--- Provided records ---
◆ ◆ ◆ ◆ ◆ ◆ ◆

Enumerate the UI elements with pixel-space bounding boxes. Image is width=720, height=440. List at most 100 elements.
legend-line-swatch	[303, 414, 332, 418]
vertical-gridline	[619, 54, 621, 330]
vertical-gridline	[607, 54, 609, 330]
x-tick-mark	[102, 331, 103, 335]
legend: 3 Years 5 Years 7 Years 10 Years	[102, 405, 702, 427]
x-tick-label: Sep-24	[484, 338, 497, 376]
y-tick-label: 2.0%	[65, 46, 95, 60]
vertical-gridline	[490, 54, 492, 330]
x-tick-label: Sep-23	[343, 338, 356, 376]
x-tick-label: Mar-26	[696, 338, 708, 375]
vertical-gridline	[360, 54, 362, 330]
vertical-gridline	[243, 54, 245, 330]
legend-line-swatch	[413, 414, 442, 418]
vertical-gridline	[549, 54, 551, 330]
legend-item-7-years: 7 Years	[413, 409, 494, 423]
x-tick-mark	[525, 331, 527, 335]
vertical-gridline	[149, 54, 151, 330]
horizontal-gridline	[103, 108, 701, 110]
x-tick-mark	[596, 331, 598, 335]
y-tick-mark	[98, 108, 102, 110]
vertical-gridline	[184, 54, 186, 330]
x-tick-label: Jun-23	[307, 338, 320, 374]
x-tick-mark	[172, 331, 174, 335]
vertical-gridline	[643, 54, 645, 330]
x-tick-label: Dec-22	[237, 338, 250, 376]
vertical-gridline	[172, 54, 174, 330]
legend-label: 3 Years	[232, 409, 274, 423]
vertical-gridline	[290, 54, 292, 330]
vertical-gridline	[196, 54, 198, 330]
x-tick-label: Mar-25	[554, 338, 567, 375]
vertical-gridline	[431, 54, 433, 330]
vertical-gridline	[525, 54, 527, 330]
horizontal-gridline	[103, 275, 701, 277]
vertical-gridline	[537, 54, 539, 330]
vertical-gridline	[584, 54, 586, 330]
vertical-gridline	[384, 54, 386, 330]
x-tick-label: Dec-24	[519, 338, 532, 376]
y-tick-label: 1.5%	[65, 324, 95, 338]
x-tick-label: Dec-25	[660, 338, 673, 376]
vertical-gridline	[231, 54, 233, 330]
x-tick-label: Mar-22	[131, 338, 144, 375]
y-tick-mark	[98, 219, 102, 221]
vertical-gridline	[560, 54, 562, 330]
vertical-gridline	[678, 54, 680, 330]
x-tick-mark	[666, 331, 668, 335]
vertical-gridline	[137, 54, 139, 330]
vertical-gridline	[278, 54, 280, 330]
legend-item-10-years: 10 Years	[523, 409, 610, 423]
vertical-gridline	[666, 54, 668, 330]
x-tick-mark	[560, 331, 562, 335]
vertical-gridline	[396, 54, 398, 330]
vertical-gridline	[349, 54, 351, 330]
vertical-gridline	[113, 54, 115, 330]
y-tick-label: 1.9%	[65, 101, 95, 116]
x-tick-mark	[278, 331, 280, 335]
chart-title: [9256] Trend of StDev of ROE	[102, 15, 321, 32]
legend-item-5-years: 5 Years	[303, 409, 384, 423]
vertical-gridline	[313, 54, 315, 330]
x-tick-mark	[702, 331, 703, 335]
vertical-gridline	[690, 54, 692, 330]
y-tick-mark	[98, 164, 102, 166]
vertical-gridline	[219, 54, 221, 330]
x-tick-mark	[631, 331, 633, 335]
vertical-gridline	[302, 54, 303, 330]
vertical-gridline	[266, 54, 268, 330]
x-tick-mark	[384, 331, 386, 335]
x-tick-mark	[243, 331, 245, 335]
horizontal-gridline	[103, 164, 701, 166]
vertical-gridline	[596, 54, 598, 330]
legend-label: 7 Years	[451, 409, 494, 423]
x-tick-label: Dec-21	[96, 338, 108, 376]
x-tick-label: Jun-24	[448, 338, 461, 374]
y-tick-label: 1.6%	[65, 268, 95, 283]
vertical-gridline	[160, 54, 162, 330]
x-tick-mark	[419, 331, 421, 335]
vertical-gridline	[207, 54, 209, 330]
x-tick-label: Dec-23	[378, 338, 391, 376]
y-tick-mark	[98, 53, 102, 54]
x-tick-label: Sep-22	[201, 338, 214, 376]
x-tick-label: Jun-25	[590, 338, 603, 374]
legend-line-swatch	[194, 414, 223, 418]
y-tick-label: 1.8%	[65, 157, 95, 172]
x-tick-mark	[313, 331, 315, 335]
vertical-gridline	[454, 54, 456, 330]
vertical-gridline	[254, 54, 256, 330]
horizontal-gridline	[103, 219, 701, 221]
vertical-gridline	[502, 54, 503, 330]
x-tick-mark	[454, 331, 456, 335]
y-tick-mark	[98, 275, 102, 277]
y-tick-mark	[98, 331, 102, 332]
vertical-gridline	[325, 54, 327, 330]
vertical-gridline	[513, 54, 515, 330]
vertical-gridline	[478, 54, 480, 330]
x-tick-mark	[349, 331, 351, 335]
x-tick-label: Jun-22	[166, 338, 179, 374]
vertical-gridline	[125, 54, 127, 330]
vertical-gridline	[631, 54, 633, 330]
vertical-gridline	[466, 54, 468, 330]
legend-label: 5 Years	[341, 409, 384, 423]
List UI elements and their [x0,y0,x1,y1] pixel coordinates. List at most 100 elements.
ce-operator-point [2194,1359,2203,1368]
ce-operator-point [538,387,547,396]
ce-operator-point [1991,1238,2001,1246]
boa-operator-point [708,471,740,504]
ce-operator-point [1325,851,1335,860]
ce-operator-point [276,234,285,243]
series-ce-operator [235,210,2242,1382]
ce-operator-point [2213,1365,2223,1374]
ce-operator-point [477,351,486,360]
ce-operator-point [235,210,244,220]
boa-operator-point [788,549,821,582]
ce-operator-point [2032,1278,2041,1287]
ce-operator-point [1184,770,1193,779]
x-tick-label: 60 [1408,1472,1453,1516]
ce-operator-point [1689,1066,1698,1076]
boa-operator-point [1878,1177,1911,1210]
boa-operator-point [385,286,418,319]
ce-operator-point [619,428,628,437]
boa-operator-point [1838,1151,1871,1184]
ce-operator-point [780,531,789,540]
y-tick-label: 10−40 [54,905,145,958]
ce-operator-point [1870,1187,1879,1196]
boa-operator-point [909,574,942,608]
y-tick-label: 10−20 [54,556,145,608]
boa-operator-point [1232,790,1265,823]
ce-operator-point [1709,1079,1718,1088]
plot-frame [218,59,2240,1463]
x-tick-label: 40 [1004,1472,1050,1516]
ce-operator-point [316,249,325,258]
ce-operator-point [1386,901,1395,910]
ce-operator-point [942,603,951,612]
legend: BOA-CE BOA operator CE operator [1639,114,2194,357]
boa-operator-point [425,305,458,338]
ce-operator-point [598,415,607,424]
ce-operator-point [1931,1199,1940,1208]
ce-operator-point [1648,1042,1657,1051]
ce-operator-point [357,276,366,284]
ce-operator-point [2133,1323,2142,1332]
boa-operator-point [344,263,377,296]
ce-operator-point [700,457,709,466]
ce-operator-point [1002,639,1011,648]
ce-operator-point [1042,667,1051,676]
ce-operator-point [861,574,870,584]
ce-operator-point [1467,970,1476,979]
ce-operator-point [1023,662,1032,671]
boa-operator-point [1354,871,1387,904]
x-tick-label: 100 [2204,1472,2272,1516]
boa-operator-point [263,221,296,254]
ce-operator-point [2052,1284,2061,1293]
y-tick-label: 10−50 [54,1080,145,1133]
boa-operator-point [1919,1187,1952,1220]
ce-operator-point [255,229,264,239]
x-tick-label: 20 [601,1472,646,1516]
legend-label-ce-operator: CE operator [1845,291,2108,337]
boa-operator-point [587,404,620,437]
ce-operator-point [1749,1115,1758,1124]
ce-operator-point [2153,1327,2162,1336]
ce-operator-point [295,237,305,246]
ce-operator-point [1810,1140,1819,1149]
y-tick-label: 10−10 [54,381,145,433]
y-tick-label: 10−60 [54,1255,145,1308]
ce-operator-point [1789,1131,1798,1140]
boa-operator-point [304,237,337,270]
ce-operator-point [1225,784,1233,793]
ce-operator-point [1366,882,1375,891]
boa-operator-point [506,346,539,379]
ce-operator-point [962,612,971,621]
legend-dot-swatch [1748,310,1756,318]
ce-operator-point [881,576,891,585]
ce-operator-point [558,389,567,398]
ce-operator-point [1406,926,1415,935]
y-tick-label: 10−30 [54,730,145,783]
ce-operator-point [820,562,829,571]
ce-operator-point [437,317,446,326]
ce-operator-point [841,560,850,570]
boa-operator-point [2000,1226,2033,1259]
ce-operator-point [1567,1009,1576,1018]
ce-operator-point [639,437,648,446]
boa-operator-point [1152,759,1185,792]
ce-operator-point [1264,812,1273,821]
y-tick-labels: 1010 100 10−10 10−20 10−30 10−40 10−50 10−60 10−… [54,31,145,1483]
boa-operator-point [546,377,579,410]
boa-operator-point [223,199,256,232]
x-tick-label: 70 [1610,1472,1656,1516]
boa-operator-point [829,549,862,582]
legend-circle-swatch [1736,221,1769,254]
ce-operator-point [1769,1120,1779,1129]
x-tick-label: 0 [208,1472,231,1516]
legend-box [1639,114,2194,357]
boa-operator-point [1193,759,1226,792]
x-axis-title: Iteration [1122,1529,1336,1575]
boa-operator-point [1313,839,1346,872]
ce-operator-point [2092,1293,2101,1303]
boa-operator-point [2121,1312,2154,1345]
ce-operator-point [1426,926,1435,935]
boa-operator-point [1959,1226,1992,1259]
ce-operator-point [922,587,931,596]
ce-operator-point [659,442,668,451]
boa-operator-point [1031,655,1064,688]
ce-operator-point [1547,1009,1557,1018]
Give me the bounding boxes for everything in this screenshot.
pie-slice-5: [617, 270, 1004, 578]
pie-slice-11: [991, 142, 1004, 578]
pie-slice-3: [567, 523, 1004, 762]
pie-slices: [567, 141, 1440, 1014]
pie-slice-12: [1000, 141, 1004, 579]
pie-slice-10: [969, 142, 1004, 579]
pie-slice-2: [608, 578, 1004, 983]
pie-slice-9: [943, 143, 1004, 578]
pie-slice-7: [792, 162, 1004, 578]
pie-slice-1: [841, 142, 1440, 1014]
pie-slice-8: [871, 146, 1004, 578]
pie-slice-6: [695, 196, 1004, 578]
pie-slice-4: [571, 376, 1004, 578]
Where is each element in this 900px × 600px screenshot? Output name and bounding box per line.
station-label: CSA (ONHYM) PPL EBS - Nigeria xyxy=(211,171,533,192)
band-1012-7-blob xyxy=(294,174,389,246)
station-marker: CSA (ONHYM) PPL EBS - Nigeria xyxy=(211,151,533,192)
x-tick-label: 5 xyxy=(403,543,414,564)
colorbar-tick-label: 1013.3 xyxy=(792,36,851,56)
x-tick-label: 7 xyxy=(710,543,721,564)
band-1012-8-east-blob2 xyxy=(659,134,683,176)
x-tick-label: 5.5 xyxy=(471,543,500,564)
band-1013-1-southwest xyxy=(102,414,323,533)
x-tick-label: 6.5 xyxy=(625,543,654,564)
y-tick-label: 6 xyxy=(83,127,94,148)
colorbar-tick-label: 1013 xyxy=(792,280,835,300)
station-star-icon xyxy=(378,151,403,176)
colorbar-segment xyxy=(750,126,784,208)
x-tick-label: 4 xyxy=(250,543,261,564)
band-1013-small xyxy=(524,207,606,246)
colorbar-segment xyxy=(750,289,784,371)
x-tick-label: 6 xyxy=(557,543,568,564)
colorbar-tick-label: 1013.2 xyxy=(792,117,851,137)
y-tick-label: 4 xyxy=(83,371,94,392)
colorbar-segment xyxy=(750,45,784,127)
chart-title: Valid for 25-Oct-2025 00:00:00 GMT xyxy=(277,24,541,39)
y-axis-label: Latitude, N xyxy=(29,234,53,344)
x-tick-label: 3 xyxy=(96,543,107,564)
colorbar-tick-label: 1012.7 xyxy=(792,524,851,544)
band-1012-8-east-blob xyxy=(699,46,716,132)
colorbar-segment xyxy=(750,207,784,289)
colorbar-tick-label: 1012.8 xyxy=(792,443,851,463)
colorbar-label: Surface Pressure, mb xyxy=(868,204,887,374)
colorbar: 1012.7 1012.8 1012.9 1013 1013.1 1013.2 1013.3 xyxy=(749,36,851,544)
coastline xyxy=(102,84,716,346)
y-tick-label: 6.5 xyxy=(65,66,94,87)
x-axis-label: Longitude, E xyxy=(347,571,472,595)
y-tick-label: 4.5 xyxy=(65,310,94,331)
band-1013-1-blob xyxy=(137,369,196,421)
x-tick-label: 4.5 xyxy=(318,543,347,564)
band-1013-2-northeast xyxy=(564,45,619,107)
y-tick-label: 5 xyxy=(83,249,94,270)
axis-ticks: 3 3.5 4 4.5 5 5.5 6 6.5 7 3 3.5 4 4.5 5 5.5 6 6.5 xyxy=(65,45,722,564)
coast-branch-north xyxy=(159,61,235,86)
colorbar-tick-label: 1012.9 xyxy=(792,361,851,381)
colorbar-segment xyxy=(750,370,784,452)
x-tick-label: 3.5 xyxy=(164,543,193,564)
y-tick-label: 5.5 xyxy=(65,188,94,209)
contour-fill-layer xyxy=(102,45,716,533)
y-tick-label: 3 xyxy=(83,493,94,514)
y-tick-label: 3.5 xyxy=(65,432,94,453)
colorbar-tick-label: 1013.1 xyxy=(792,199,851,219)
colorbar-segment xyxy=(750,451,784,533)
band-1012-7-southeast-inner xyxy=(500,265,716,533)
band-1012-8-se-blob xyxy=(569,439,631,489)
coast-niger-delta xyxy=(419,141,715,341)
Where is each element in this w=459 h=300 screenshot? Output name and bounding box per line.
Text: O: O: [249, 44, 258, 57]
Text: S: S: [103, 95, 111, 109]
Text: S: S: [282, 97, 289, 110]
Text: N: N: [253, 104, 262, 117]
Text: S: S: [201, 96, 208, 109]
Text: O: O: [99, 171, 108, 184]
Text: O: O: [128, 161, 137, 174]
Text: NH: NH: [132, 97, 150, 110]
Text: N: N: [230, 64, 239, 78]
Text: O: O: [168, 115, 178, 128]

◆ ◆ ◆ ◆ ◆ ◆ ◆

--- Task goal ---
Please list every line of the records that contains the string "segment", copying each such line in full. Count only matches in the same case.

--- Exercise output ---
colorbar-segment xyxy=(750,126,784,208)
colorbar-segment xyxy=(750,289,784,371)
colorbar-segment xyxy=(750,45,784,127)
colorbar-segment xyxy=(750,207,784,289)
colorbar-segment xyxy=(750,370,784,452)
colorbar-segment xyxy=(750,451,784,533)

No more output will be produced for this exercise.